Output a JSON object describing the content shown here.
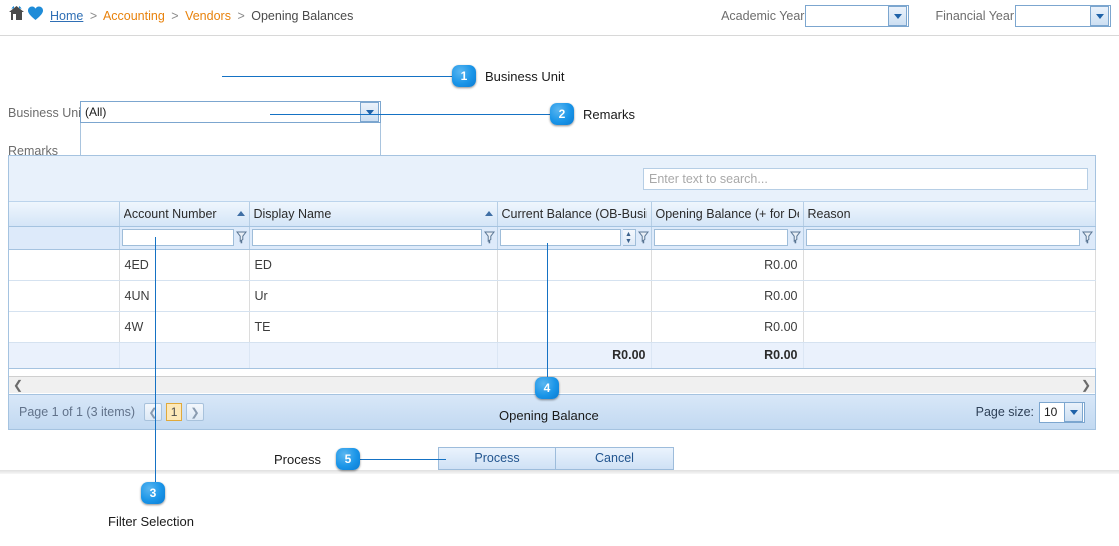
{
  "breadcrumb": {
    "home_icon": "home-icon",
    "favorite_icon": "heart-icon",
    "home": "Home",
    "sep": ">",
    "level1": "Accounting",
    "level2": "Vendors",
    "current": "Opening Balances"
  },
  "header": {
    "academic_year_label": "Academic Year",
    "academic_year_value": "",
    "financial_year_label": "Financial Year",
    "financial_year_value": "",
    "dropdown_icon": "chevron-down-icon"
  },
  "form": {
    "business_unit_label": "Business Unit",
    "business_unit_value": "(All)",
    "remarks_label": "Remarks",
    "remarks_value": "",
    "remarks_placeholder": ""
  },
  "grid": {
    "search_placeholder": "Enter text to search...",
    "search_value": "",
    "filter_icon": "funnel-icon",
    "sort_icon": "sort-ascending-icon",
    "spinner_icon": "spinner-up-down-icon",
    "columns": [
      {
        "label": "",
        "sorted": false
      },
      {
        "label": "Account Number",
        "sorted": true
      },
      {
        "label": "Display Name",
        "sorted": true
      },
      {
        "label": "Current Balance (OB-Busin",
        "sorted": false
      },
      {
        "label": "Opening Balance (+ for De",
        "sorted": false
      },
      {
        "label": "Reason",
        "sorted": false
      }
    ],
    "filters": [
      "",
      "",
      "",
      "",
      "",
      ""
    ],
    "rows": [
      {
        "sel": "",
        "account_number": "4ED",
        "display_name": "ED",
        "current_balance": "",
        "opening_balance": "R0.00",
        "reason": ""
      },
      {
        "sel": "",
        "account_number": "4UN",
        "display_name": "Ur",
        "current_balance": "",
        "opening_balance": "R0.00",
        "reason": ""
      },
      {
        "sel": "",
        "account_number": "4W",
        "display_name": "TE",
        "current_balance": "",
        "opening_balance": "R0.00",
        "reason": ""
      }
    ],
    "totals": {
      "current_balance": "R0.00",
      "opening_balance": "R0.00"
    },
    "scroll_left_icon": "chevron-left-icon",
    "scroll_right_icon": "chevron-right-icon",
    "pager": {
      "info": "Page 1 of 1 (3 items)",
      "prev_icon": "chevron-left-icon",
      "next_icon": "chevron-right-icon",
      "current_page": "1",
      "page_size_label": "Page size:",
      "page_size_value": "10"
    }
  },
  "actions": {
    "process_label": "Process",
    "cancel_label": "Cancel"
  },
  "callouts": [
    {
      "num": "1",
      "label": "Business Unit"
    },
    {
      "num": "2",
      "label": "Remarks"
    },
    {
      "num": "3",
      "label": "Filter Selection"
    },
    {
      "num": "4",
      "label": "Opening Balance"
    },
    {
      "num": "5",
      "label": "Process"
    }
  ],
  "colors": {
    "callout_blue": "#1a95e8",
    "breadcrumb_orange": "#e8820c",
    "link_blue": "#2f6fb5",
    "grid_header": "#d4e5f7",
    "pager_highlight": "#fde8b8"
  }
}
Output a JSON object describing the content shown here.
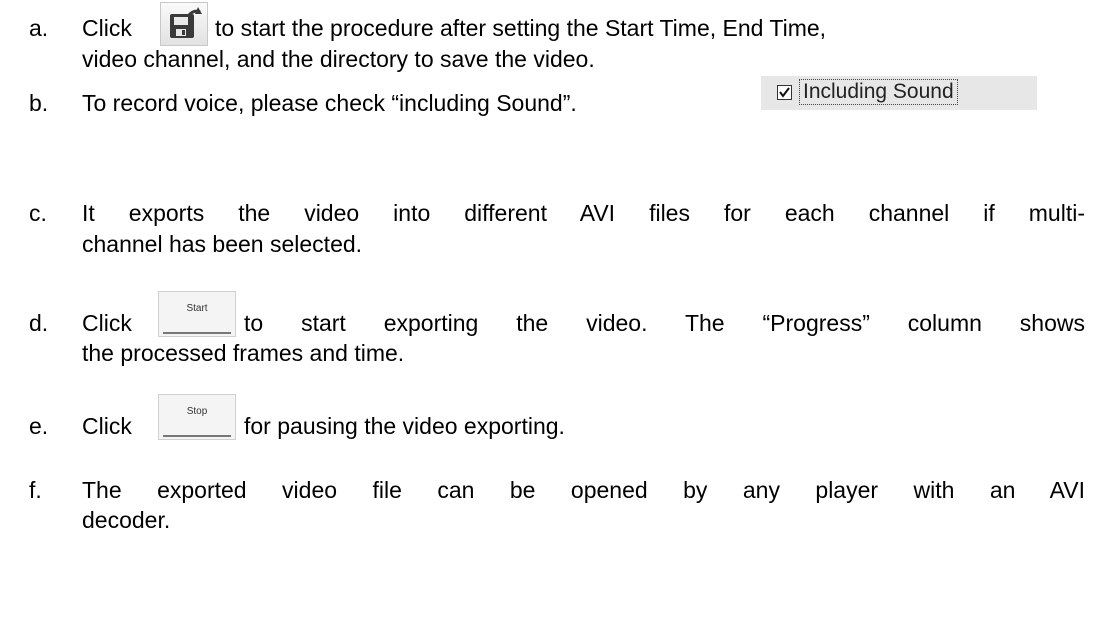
{
  "items": [
    {
      "marker": "a.",
      "pre": "Click",
      "post": "to start the procedure after setting the Start Time, End Time,",
      "cont": "video channel, and the directory to save the video."
    },
    {
      "marker": "b.",
      "text": "To record voice, please check “including Sound”.",
      "widget_label": "Including Sound"
    },
    {
      "marker": "c.",
      "line1": "It exports the video into different AVI files for each channel if multi-",
      "line2": "channel has been selected."
    },
    {
      "marker": "d.",
      "pre": "Click",
      "button_label": "Start",
      "post": "to start exporting the video. The “Progress” column shows",
      "cont": "the processed frames and time."
    },
    {
      "marker": "e.",
      "pre": "Click",
      "button_label": "Stop",
      "post": "for pausing the video exporting."
    },
    {
      "marker": "f.",
      "line1": "The exported video file can be opened by any player with an AVI",
      "line2": "decoder."
    }
  ],
  "icons": {
    "export": "export-video-icon",
    "checkbox": "checkbox-checked-icon"
  }
}
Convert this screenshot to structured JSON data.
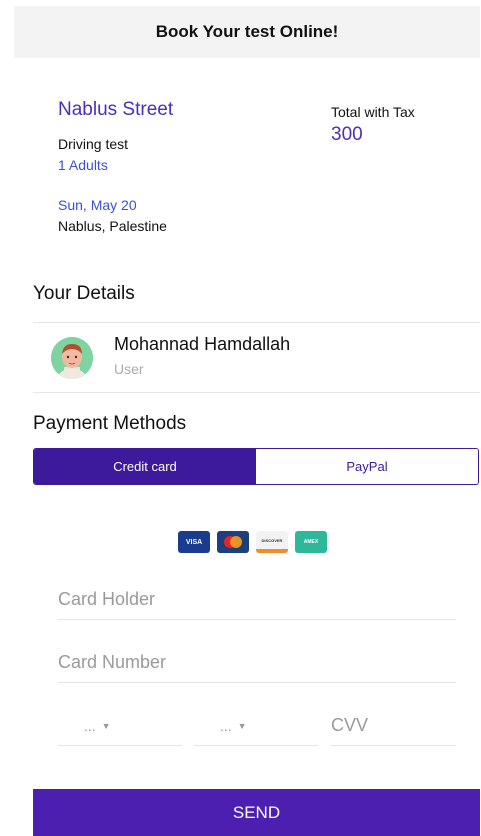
{
  "header": {
    "title": "Book Your test Online!"
  },
  "booking": {
    "street": "Nablus Street",
    "test_type": "Driving test",
    "adults": "1 Adults",
    "date": "Sun, May 20",
    "location": "Nablus, Palestine",
    "total_label": "Total with Tax",
    "total_value": "300"
  },
  "details": {
    "title": "Your Details",
    "user_name": "Mohannad Hamdallah",
    "user_role": "User"
  },
  "payment": {
    "title": "Payment Methods",
    "tabs": [
      "Credit card",
      "PayPal"
    ],
    "active_tab": "Credit card",
    "card_brands": [
      "VISA",
      "mastercard",
      "DISCOVER",
      "AMEX"
    ],
    "card_holder_placeholder": "Card Holder",
    "card_number_placeholder": "Card Number",
    "month_value": "...",
    "year_value": "...",
    "cvv_placeholder": "CVV"
  },
  "send_label": "SEND",
  "colors": {
    "accent": "#4d1fb0",
    "link": "#3b4fd8"
  }
}
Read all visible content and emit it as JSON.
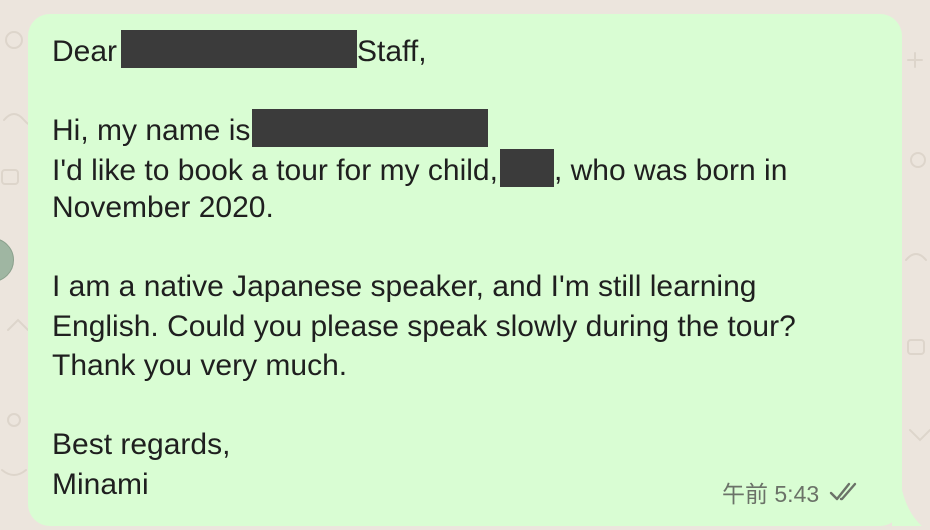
________________________
▸ **DIRECTIVE**
Quote the records in full and exactly; skip any image.

▸ **TASK SOLUTION**
Output a JSON object describing the content shown here.
{
  "breadcrumb": {
    "home_icon": "home-icon",
    "favorite_icon": "heart-icon",
    "home": "Home",
    "sep": ">",
    "level1": "Accounting",
    "level2": "Vendors",
    "current": "Opening Balances"
  },
  "header": {
    "academic_year_label": "Academic Year",
    "academic_year_value": "",
    "financial_year_label": "Financial Year",
    "financial_year_value": "",
    "dropdown_icon": "chevron-down-icon"
  },
  "form": {
    "business_unit_label": "Business Unit",
    "business_unit_value": "(All)",
    "remarks_label": "Remarks",
    "remarks_value": "",
    "remarks_placeholder": ""
  },
  "grid": {
    "search_placeholder": "Enter text to search...",
    "search_value": "",
    "filter_icon": "funnel-icon",
    "sort_icon": "sort-ascending-icon",
    "spinner_icon": "spinner-up-down-icon",
    "columns": [
      {
        "label": "",
        "sorted": false
      },
      {
        "label": "Account Number",
        "sorted": true
      },
      {
        "label": "Display Name",
        "sorted": true
      },
      {
        "label": "Current Balance (OB-Busin",
        "sorted": false
      },
      {
        "label": "Opening Balance (+ for De",
        "sorted": false
      },
      {
        "label": "Reason",
        "sorted": false
      }
    ],
    "filters": [
      "",
      "",
      "",
      "",
      "",
      ""
    ],
    "rows": [
      {
        "sel": "",
        "account_number": "4ED",
        "display_name": "ED",
        "current_balance": "",
        "opening_balance": "R0.00",
        "reason": ""
      },
      {
        "sel": "",
        "account_number": "4UN",
        "display_name": "Ur",
        "current_balance": "",
        "opening_balance": "R0.00",
        "reason": ""
      },
      {
        "sel": "",
        "account_number": "4W",
        "display_name": "TE",
        "current_balance": "",
        "opening_balance": "R0.00",
        "reason": ""
      }
    ],
    "totals": {
      "current_balance": "R0.00",
      "opening_balance": "R0.00"
    },
    "scroll_left_icon": "chevron-left-icon",
    "scroll_right_icon": "chevron-right-icon",
    "pager": {
      "info": "Page 1 of 1 (3 items)",
      "prev_icon": "chevron-left-icon",
      "next_icon": "chevron-right-icon",
      "current_page": "1",
      "page_size_label": "Page size:",
      "page_size_value": "10"
    }
  },
  "actions": {
    "process_label": "Process",
    "cancel_label": "Cancel"
  },
  "callouts": [
    {
      "num": "1",
      "label": "Business Unit"
    },
    {
      "num": "2",
      "label": "Remarks"
    },
    {
      "num": "3",
      "label": "Filter Selection"
    },
    {
      "num": "4",
      "label": "Opening Balance"
    },
    {
      "num": "5",
      "label": "Process"
    }
  ],
  "colors": {
    "callout_blue": "#1a95e8",
    "breadcrumb_orange": "#e8820c",
    "link_blue": "#2f6fb5",
    "grid_header": "#d4e5f7",
    "pager_highlight": "#fde8b8"
  }
}
Output a JSON object describing the content shown here.
{
  "items": [
    {
      "marker": "a.",
      "pre": "Click",
      "post": "to start the procedure after setting the Start Time, End Time,",
      "cont": "video channel, and the directory to save the video."
    },
    {
      "marker": "b.",
      "text": "To record voice, please check “including Sound”.",
      "widget_label": "Including Sound"
    },
    {
      "marker": "c.",
      "line1": "It exports the video into different AVI files for each channel if multi-",
      "line2": "channel has been selected."
    },
    {
      "marker": "d.",
      "pre": "Click",
      "button_label": "Start",
      "post": "to start exporting the video. The “Progress” column shows",
      "cont": "the processed frames and time."
    },
    {
      "marker": "e.",
      "pre": "Click",
      "button_label": "Stop",
      "post": "for pausing the video exporting."
    },
    {
      "marker": "f.",
      "line1": "The exported video file can be opened by any player with an AVI",
      "line2": "decoder."
    }
  ],
  "icons": {
    "export": "export-video-icon",
    "checkbox": "checkbox-checked-icon"
  }
}
Convert this screenshot to structured JSON data.
{
  "header": {
    "title": "Book Your test Online!"
  },
  "booking": {
    "street": "Nablus Street",
    "test_type": "Driving test",
    "adults": "1 Adults",
    "date": "Sun, May 20",
    "location": "Nablus, Palestine",
    "total_label": "Total with Tax",
    "total_value": "300"
  },
  "details": {
    "title": "Your Details",
    "user_name": "Mohannad Hamdallah",
    "user_role": "User"
  },
  "payment": {
    "title": "Payment Methods",
    "tabs": [
      "Credit card",
      "PayPal"
    ],
    "active_tab": "Credit card",
    "card_brands": [
      "VISA",
      "mastercard",
      "DISCOVER",
      "AMEX"
    ],
    "card_holder_placeholder": "Card Holder",
    "card_number_placeholder": "Card Number",
    "month_value": "...",
    "year_value": "...",
    "cvv_placeholder": "CVV"
  },
  "send_label": "SEND",
  "colors": {
    "accent": "#4d1fb0",
    "link": "#3b4fd8"
  }
}
Read all visible content and emit it as JSON.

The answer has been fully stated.